--- START Data section ---
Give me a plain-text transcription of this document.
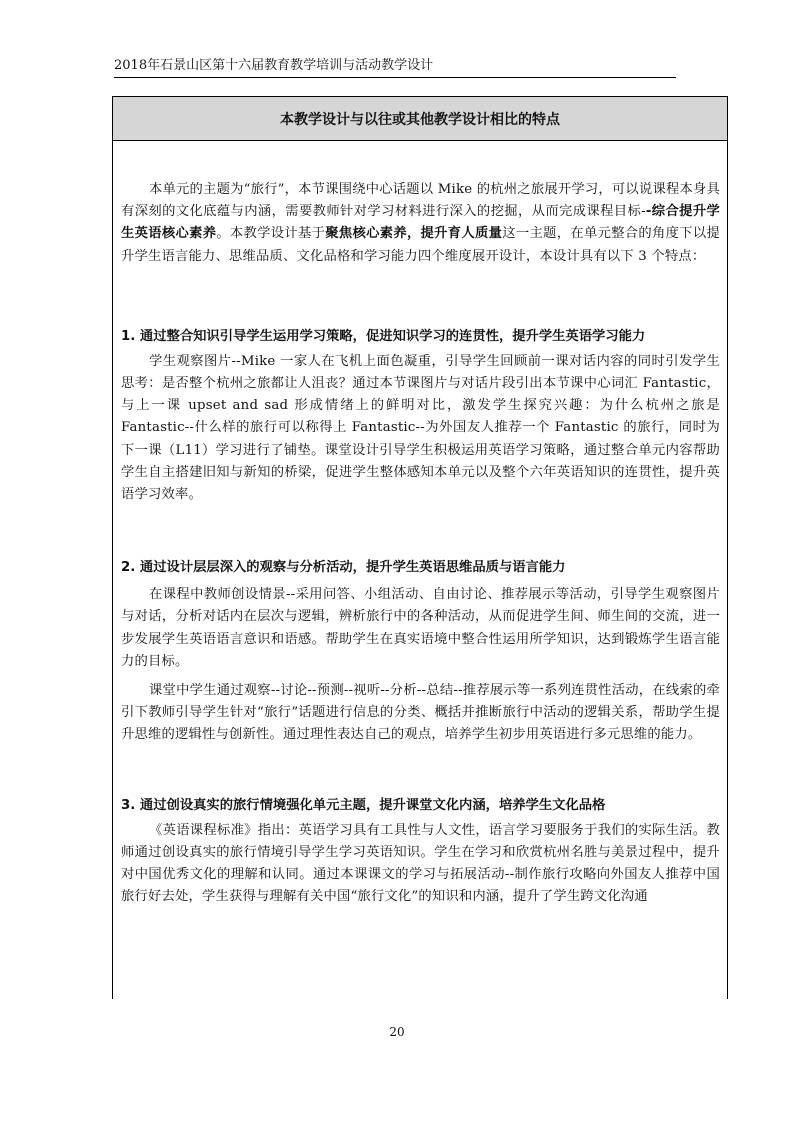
2018年石景山区第十六届教育教学培训与活动教学设计
本教学设计与以往或其他教学设计相比的特点

本单元的主题为“旅行”，本节课围绕中心话题以 Mike 的杭州之旅展开学习，可以说课程本身具有深刻的文化底蕴与内涵，需要教师针对学习材料进行深入的挖掘，从而完成课程目标--综合提升学生英语核心素养。本教学设计基于聚焦核心素养，提升育人质量这一主题，在单元整合的角度下以提升学生语言能力、思维品质、文化品格和学习能力四个维度展开设计，本设计具有以下 3 个特点：

1. 通过整合知识引导学生运用学习策略，促进知识学习的连贯性，提升学生英语学习能力

学生观察图片--Mike 一家人在飞机上面色凝重，引导学生回顾前一课对话内容的同时引发学生思考：是否整个杭州之旅都让人沮丧？通过本节课图片与对话片段引出本节课中心词汇 Fantastic，与上一课 upset and sad 形成情绪上的鲜明对比，激发学生探究兴趣：为什么杭州之旅是 Fantastic--什么样的旅行可以称得上 Fantastic--为外国友人推荐一个 Fantastic 的旅行，同时为下一课（L11）学习进行了铺垫。课堂设计引导学生积极运用英语学习策略，通过整合单元内容帮助学生自主搭建旧知与新知的桥梁，促进学生整体感知本单元以及整个六年英语知识的连贯性，提升英语学习效率。

2. 通过设计层层深入的观察与分析活动，提升学生英语思维品质与语言能力

在课程中教师创设情景--采用问答、小组活动、自由讨论、推荐展示等活动，引导学生观察图片与对话，分析对话内在层次与逻辑，辨析旅行中的各种活动，从而促进学生间、师生间的交流，进一步发展学生英语语言意识和语感。帮助学生在真实语境中整合性运用所学知识，达到锻炼学生语言能力的目标。

课堂中学生通过观察--讨论--预测--视听--分析--总结--推荐展示等一系列连贯性活动，在线索的牵引下教师引导学生针对“旅行”话题进行信息的分类、概括并推断旅行中活动的逻辑关系，帮助学生提升思维的逻辑性与创新性。通过理性表达自己的观点，培养学生初步用英语进行多元思维的能力。

3. 通过创设真实的旅行情境强化单元主题，提升课堂文化内涵，培养学生文化品格

《英语课程标准》指出：英语学习具有工具性与人文性，语言学习要服务于我们的实际生活。教师通过创设真实的旅行情境引导学生学习英语知识。学生在学习和欣赏杭州名胜与美景过程中，提升对中国优秀文化的理解和认同。通过本课课文的学习与拓展活动--制作旅行攻略向外国友人推荐中国旅行好去处，学生获得与理解有关中国“旅行文化”的知识和内涵，提升了学生跨文化沟通

20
--- END Data section ---
[Required work]: Using the listing above, return all lines where the word "Mike" occurs.

[Task result]:
本单元的主题为“旅行”，本节课围绕中心话题以 Mike 的杭州之旅展开学习，可以说课程本身具有深刻的文化底蕴与内涵，需要教师针对学习材料进行深入的挖掘，从而完成课程目标--综合提升学生英语核心素养。本教学设计基于聚焦核心素养，提升育人质量这一主题，在单元整合的角度下以提升学生语言能力、思维品质、文化品格和学习能力四个维度展开设计，本设计具有以下 3 个特点：
学生观察图片--Mike 一家人在飞机上面色凝重，引导学生回顾前一课对话内容的同时引发学生思考：是否整个杭州之旅都让人沮丧？通过本节课图片与对话片段引出本节课中心词汇 Fantastic，与上一课 upset and sad 形成情绪上的鲜明对比，激发学生探究兴趣：为什么杭州之旅是 Fantastic--什么样的旅行可以称得上 Fantastic--为外国友人推荐一个 Fantastic 的旅行，同时为下一课（L11）学习进行了铺垫。课堂设计引导学生积极运用英语学习策略，通过整合单元内容帮助学生自主搭建旧知与新知的桥梁，促进学生整体感知本单元以及整个六年英语知识的连贯性，提升英语学习效率。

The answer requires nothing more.